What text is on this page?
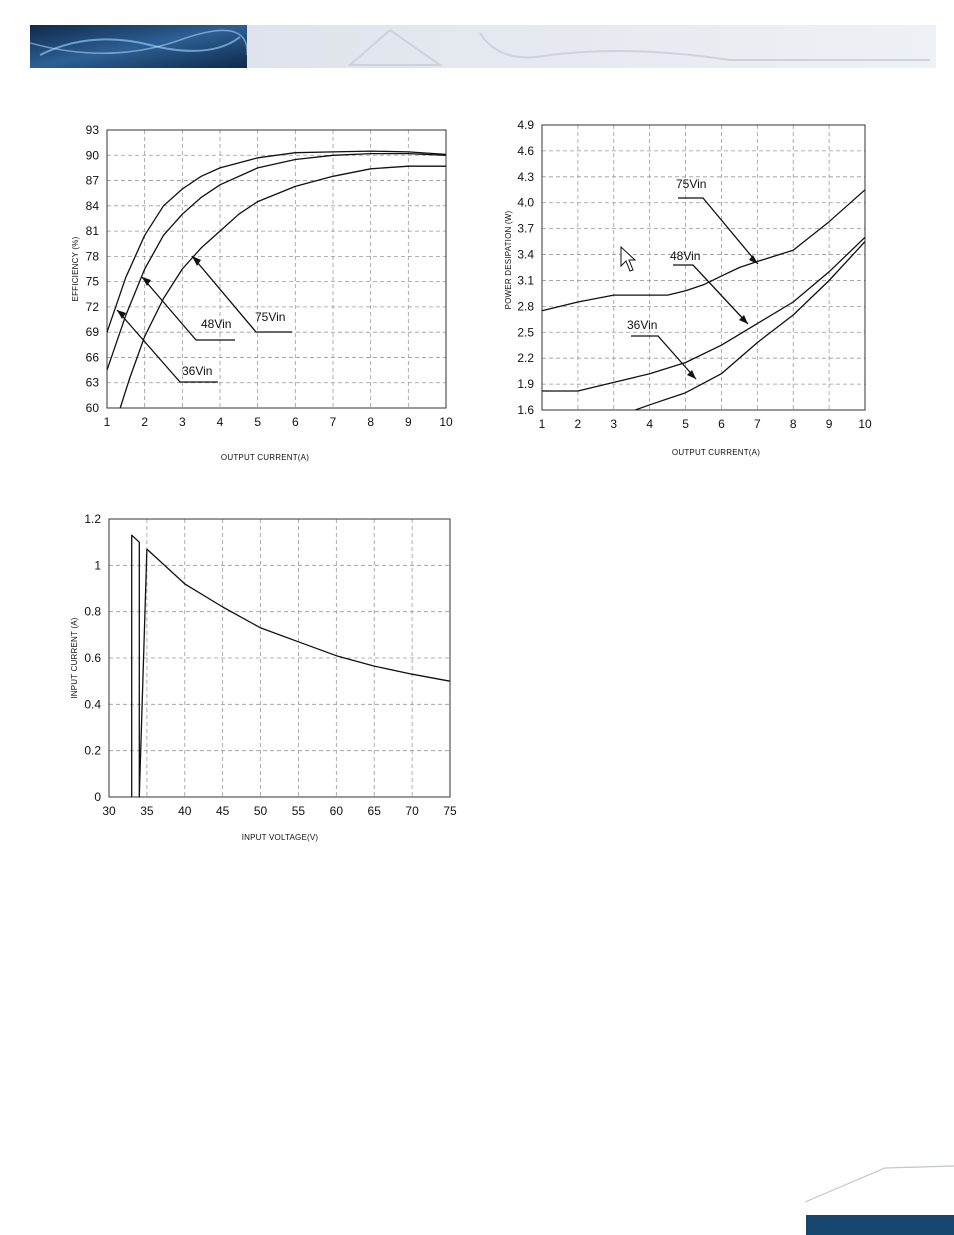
1	2	3	4	5	6	7	8	9 10
60
63
66
69
72
75
78
81
84
87
90
93
OUTPUT CURRENT(A)
EFFICIENCY (%)
36Vin
48Vin 75Vin
1 2 3 4 5 6 7 8 9 10
1.6
1.9
2.2
2.5
2.8
3.1
3.4
3.7
4.0
4.3
4.6
4.9
OUTPUT CURRENT(A)
POWER DESIPATION (W)
75Vin
48Vin
36Vin
30 35 40 45 50 55 60 65 70 75
0
0.2
0.4
0.6
0.8
1
1.2
INPUT VOLTAGE(V)
INPUT CURRENT (A)
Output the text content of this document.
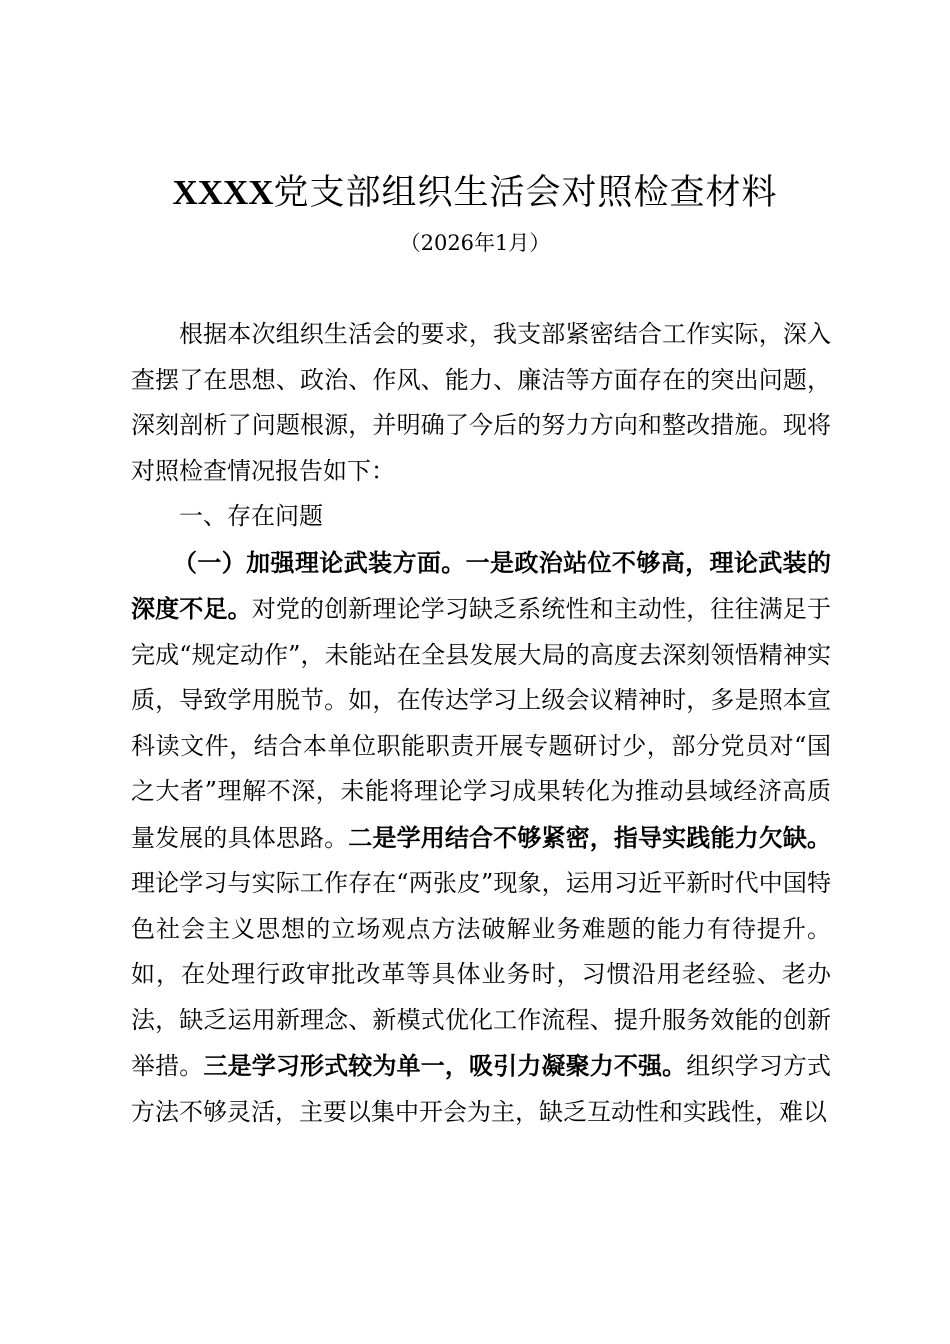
XXXX党支部组织生活会对照检查材料
（2026年1月）

根据本次组织生活会的要求，我支部紧密结合工作实际，深入查摆了在思想、政治、作风、能力、廉洁等方面存在的突出问题，深刻剖析了问题根源，并明确了今后的努力方向和整改措施。现将对照检查情况报告如下：

一、存在问题

（一）加强理论武装方面。一是政治站位不够高，理论武装的深度不足。对党的创新理论学习缺乏系统性和主动性，往往满足于完成“规定动作”，未能站在全县发展大局的高度去深刻领悟精神实质，导致学用脱节。如，在传达学习上级会议精神时，多是照本宣科读文件，结合本单位职能职责开展专题研讨少，部分党员对“国之大者”理解不深，未能将理论学习成果转化为推动县域经济高质量发展的具体思路。二是学用结合不够紧密，指导实践能力欠缺。理论学习与实际工作存在“两张皮”现象，运用习近平新时代中国特色社会主义思想的立场观点方法破解业务难题的能力有待提升。如，在处理行政审批改革等具体业务时，习惯沿用老经验、老办法，缺乏运用新理念、新模式优化工作流程、提升服务效能的创新举措。三是学习形式较为单一，吸引力凝聚力不强。组织学习方式方法不够灵活，主要以集中开会为主，缺乏互动性和实践性，难以
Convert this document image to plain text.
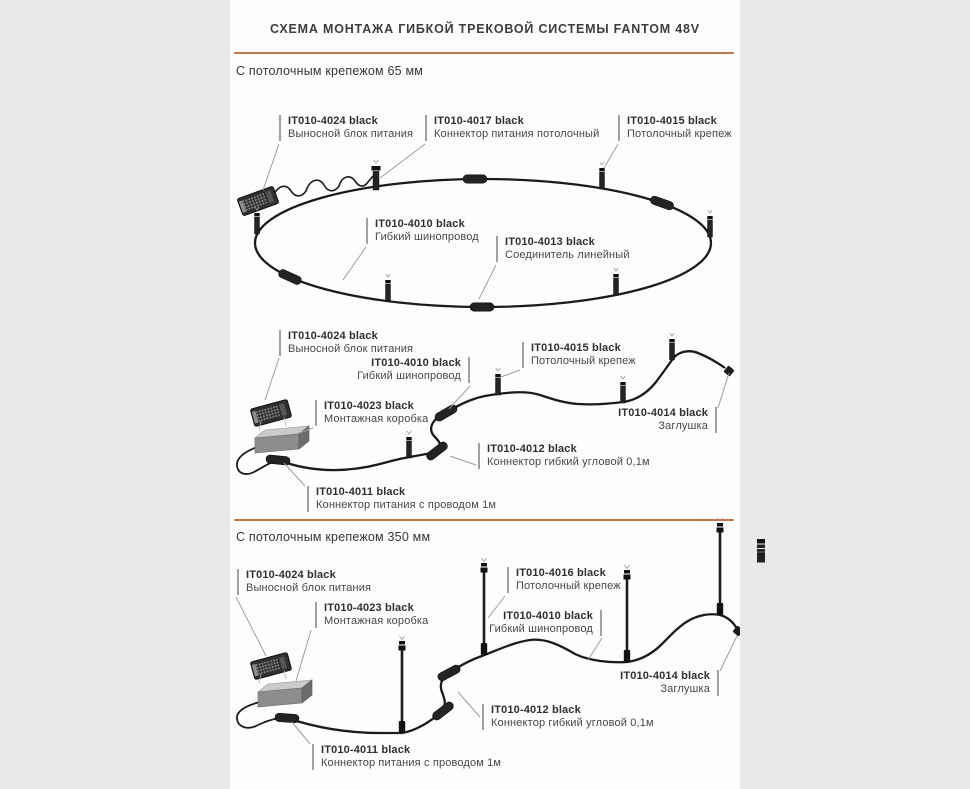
СХЕМА МОНТАЖА ГИБКОЙ ТРЕКОВОЙ СИСТЕМЫ FANTOM 48V
С потолочным крепежом 65 мм
С потолочным крепежом 350 мм
IT010-4024 black
Выносной блок питания
IT010-4017 black
Коннектор питания потолочный
IT010-4015 black
Потолочный крепеж
IT010-4010 black
Гибкий шинопровод IT010-4013 black
Соединитель линейный
IT010-4024 black
Выносной блок питания
IT010-4010 black
Гибкий шинопровод
IT010-4023 black
Монтажная коробка
IT010-4015 black
Потолочный крепеж
IT010-4014 black
Заглушка
IT010-4012 black
Коннектор гибкий угловой 0,1м
IT010-4011 black
Коннектор питания с проводом 1м
IT010-4024 black
Выносной блок питания
IT010-4023 black
Монтажная коробка
IT010-4016 black
Потолочный крепеж
IT010-4010 black
Гибкий шинопровод
IT010-4014 black
Заглушка
IT010-4012 black
Коннектор гибкий угловой 0,1м
IT010-4011 black
Коннектор питания с проводом 1м
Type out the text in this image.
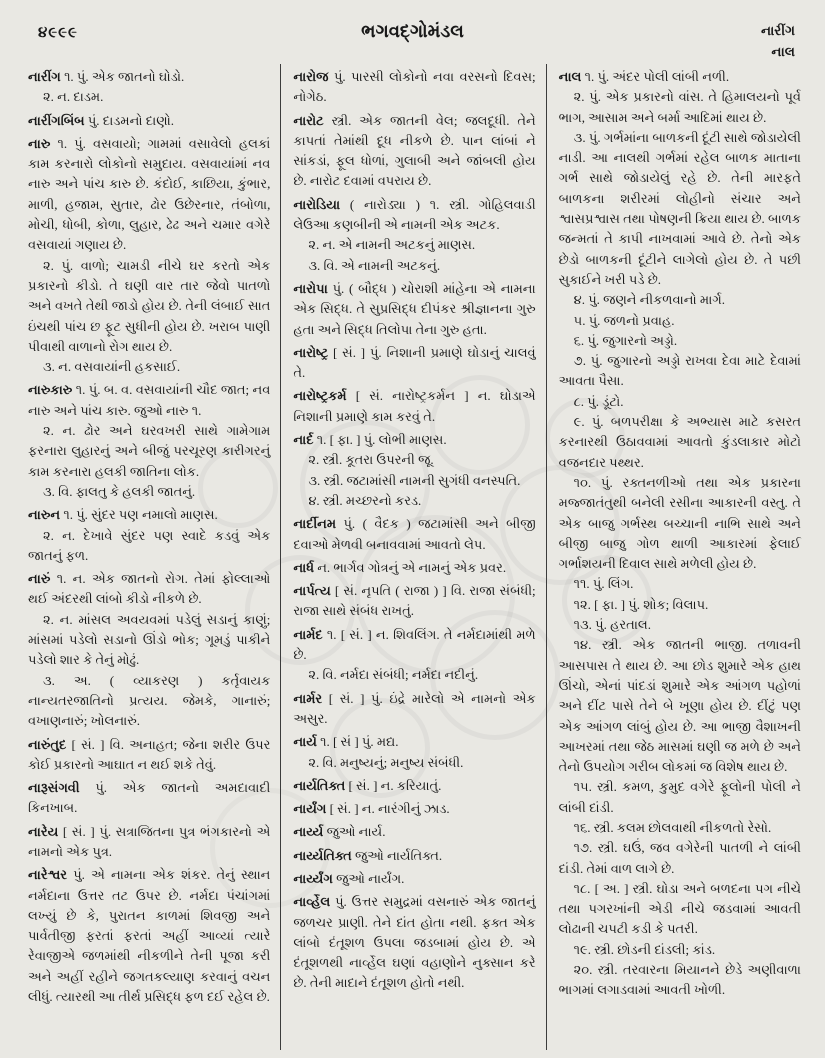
૪૯૯૯	ભગવદ્ગોમંડલ	નારીંગ
નાલ

નારીંગ ૧. પું. એક જાતનો ઘોડો.

૨. ન. દાડમ.

નારીંગબિંબ પું. દાડમનો દાણો.

નારુ ૧. પું. વસવાયો; ગામમાં વસાવેલો હલકાં કામ કરનારો લોકોનો સમુદાય. વસવાયાંમાં નવ નારુ અને પાંચ કારુ છે. કંદોઈ, કાછિયા, કુંભાર, માળી, હજામ, સુતાર, ઢોર ઉછેરનાર, તંબોળા, મોચી, ધોબી, કોળા, લુહાર, ઢેઢ અને ચમાર વગેરે વસવાયાં ગણાય છે.

૨. પું. વાળો; ચામડી નીચે ઘર કરતો એક પ્રકારનો કીડો. તે ઘણી વાર તાર જેવો પાતળો અને વખતે તેથી જાડો હોય છે. તેની લંબાઈ સાત ઇંચથી પાંચ છ ફૂટ સુધીની હોય છે. ખરાબ પાણી પીવાથી વાળાનો રોગ થાય છે.

૩. ન. વસવાયાંની હકસાઈ.

નારુકારુ ૧. પું. બ. વ. વસવાયાંની ચૌદ જાત; નવ નારુ અને પાંચ કારુ. જુઓ નારુ ૧.

૨. ન. ઢોર અને ઘરવખરી સાથે ગામેગામ ફરનારા લુહારનું અને બીજું પરચૂરણ કારીગરનું કામ કરનારા હલકી જાતિના લોક.

૩. વિ. ફાલતુ કે હલકી જાતનું.

નારુન ૧. પું. સુંદર પણ નમાલો માણસ.

૨. ન. દેખાવે સુંદર પણ સ્વાદે કડવું એક જાતનું ફળ.

નારું ૧. ન. એક જાતનો રોગ. તેમાં ફોલ્લાઓ થઈ અંદરથી લાંબો કીડો નીકળે છે.

૨. ન. માંસલ અવયવમાં પડેલું સડાનું કાણું; માંસમાં પડેલો સડાનો ઊંડો ભોક; ગૂમડું પાકીને પડેલો શાર કે તેનું મોઢું.

૩. અ. ( વ્યાકરણ ) કર્તૃવાયક નાન્યતરજાતિનો પ્રત્યય. જેમકે, ગાનારું; વખાણનારું; ખોલનારું.

નારુંતુદ [ સં. ] વિ. અનાહત; જેના શરીર ઉપર કોઈ પ્રકારનો આઘાત ન થઈ શકે તેવું.

નારૂસંગવી પું. એક જાતનો અમદાવાદી કિનખાબ.

નારેય [ સં. ] પું. સત્રાજિતના પુત્ર ભંગકારનો એ નામનો એક પુત્ર.

નારેશ્વર પું. એ નામના એક શંકર. તેનું સ્થાન નર્મદાના ઉત્તર તટ ઉપર છે. નર્મદા પંચાંગમાં લખ્યું છે કે, પુરાતન કાળમાં શિવજી અને પાર્વતીજી ફરતાં ફરતાં અહીં આવ્યાં ત્યારે રેવાજીએ જળમાંથી નીકળીને તેની પૂજા કરી અને અહીં રહીને જગતકલ્યાણ કરવાનું વચન લીધું. ત્યારથી આ તીર્થ પ્રસિદ્ધ ફળ દઈ રહેલ છે.

નારોજ પું. પારસી લોકોનો નવા વરસનો દિવસ; નોગેઠ.

નારોટ સ્ત્રી. એક જાતની વેલ; જલદૂધી. તેને કાપતાં તેમાંથી દૂધ નીકળે છે. પાન લાંબાં ને સાંકડાં, ફૂલ ધોળાં, ગુલાબી અને જાંબલી હોય છે. નારોટ દવામાં વપરાય છે.

નારોડિયા ( નારોડ્યા ) ૧. સ્ત્રી. ગોહિલવાડી લેઉઆ કણબીની એ નામની એક અટક.

૨. ન. એ નામની અટકનું માણસ.

૩. વિ. એ નામની અટકનું.

નારોપા પું. ( બૌદ્ધ ) ચોરાશી માંહેના એ નામના એક સિદ્ધ. તે સુપ્રસિદ્ધ દીપંકર શ્રીજ્ઞાનના ગુરુ હતા અને સિદ્ધ તિલોપા તેના ગુરુ હતા.

નારોષ્ટ્ર [ સં. ] પું. નિશાની પ્રમાણે ઘોડાનું ચાલવું તે.

નારોષ્ટ્રકર્મ [ સં. નારોષ્ટ્રકર્મન ] ન. ઘોડાએ નિશાની પ્રમાણે કામ કરવું તે.

નાર્દ ૧. [ ફા. ] પું. લોભી માણસ.

૨. સ્ત્રી. કૂતરા ઉપરની જૂ.

૩. સ્ત્રી. જટામાંસી નામની સુગંધી વનસ્પતિ.

૪. સ્ત્રી. મચ્છરનો કરડ.

નાર્દીનમ પું. ( વૈદક ) જટામાંસી અને બીજી દવાઓ મેળવી બનાવવામાં આવતો લેપ.

નાર્ધ ન. ભાર્ગવ ગોત્રનું એ નામનું એક પ્રવર.

નાર્પત્ય [ સં. નૃપતિ ( રાજા ) ] વિ. રાજા સંબંધી; રાજા સાથે સંબંધ રાખતું.

નાર્મદ ૧. [ સં. ] ન. શિવલિંગ. તે નર્મદામાંથી મળે છે.

૨. વિ. નર્મદા સંબંધી; નર્મદા નદીનું.

નાર્મર [ સં. ] પું. ઇંદ્રે મારેલો એ નામનો એક અસુર.

નાર્ય ૧. [ સં ] પું. મદ્ય.

૨. વિ. મનુષ્યનું; મનુષ્ય સંબંધી.

નાર્યતિક્ત [ સં. ] ન. કરિયાતું.

નાર્યંગ [ સં. ] ન. નારંગીનું ઝાડ.

નાર્ય્ય જુઓ નાર્ય.

નાર્ય્યતિક્ત જુઓ નાર્યતિક્ત.

નાર્ય્યંગ જુઓ નાર્યંગ.

નાર્વ્હેલ પું. ઉત્તર સમુદ્રમાં વસનારું એક જાતનું જળચર પ્રાણી. તેને દાંત હોતા નથી. ફક્ત એક લાંબો દંતૂશળ ઉપલા જડબામાં હોય છે. એ દંતૂશળથી નાર્વ્હેલ ઘણાં વહાણોને નુક્સાન કરે છે. તેની માદાને દંતૂશળ હોતો નથી.

નાલ ૧. પું. અંદર પોલી લાંબી નળી.

૨. પું. એક પ્રકારનો વાંસ. તે હિમાલયનો પૂર્વ ભાગ, આસામ અને બર્મા આદિમાં થાય છે.

૩. પું. ગર્ભમાંના બાળકની દૂંટી સાથે જોડાયેલી નાડી. આ નાલથી ગર્ભમાં રહેલ બાળક માતાના ગર્ભ સાથે જોડાયેલું રહે છે. તેની મારફતે બાળકના શરીરમાં લોહીનો સંચાર અને શ્વાસપ્રશ્વાસ તથા પોષણની ક્રિયા થાય છે. બાળક જન્મતાં તે કાપી નાખવામાં આવે છે. તેનો એક છેડો બાળકની દૂંટીને લાગેલો હોય છે. તે પછી સુકાઈને ખરી પડે છે.

૪. પું. જણને નીકળવાનો માર્ગ.

૫. પું. જળનો પ્રવાહ.

૬. પું. જુગારનો અડ્ડો.

૭. પું. જુગારનો અડ્ડો રાખવા દેવા માટે દેવામાં આવતા પૈસા.

૮. પું. ડૂંટો.

૯. પું. બળપરીક્ષા કે અભ્યાસ માટે કસરત કરનારથી ઉઠાવવામાં આવતો કુંડલાકાર મોટો વજનદાર પથ્થર.

૧૦. પું. રક્તનળીઓ તથા એક પ્રકારના મજ્જાતંતુથી બનેલી રસીના આકારની વસ્તુ. તે એક બાજુ ગર્ભસ્થ બચ્ચાની નાભિ સાથે અને બીજી બાજુ ગોળ થાળી આકારમાં ફેલાઈ ગર્ભાશયની દિવાલ સાથે મળેલી હોય છે.

૧૧. પું. લિંગ.

૧૨. [ ફા. ] પું. શોક; વિલાપ.

૧૩. પું. હરતાલ.

૧૪. સ્ત્રી. એક જાતની ભાજી. તળાવની આસપાસ તે થાય છે. આ છોડ શુમારે એક હાથ ઊંચો, એનાં પાંદડાં શુમારે એક આંગળ પહોળાં અને દીંટ પાસે તેને બે ખૂણા હોય છે. દીંટું પણ એક આંગળ લાંબું હોય છે. આ ભાજી વૈશાખની આખરમાં તથા જેઠ માસમાં ઘણી જ મળે છે અને તેનો ઉપયોગ ગરીબ લોકમાં જ વિશેષ થાય છે.

૧૫. સ્ત્રી. કમળ, કુમુદ વગેરે ફૂલોની પોલી ને લાંબી દાંડી.

૧૬. સ્ત્રી. કલમ છોલવાથી નીકળતો રેસો.

૧૭. સ્ત્રી. ઘઉં, જવ વગેરેની પાતળી ને લાંબી દાંડી. તેમાં વાળ લાગે છે.

૧૮. [ અ. ] સ્ત્રી. ઘોડા અને બળદના પગ નીચે તથા પગરખાંની એડી નીચે જડવામાં આવતી લોઢાની ચપટી કડી કે પતરી.

૧૯. સ્ત્રી. છોડની દાંડલી; કાંડ.

૨૦. સ્ત્રી. તરવારના મિયાનને છેડે અણીવાળા ભાગમાં લગાડવામાં આવતી ખોળી.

^^^^^^^^

Your instructions → Find the count of lines in the data above where the string "image" occurs. Provide that number alone.

Solution → 2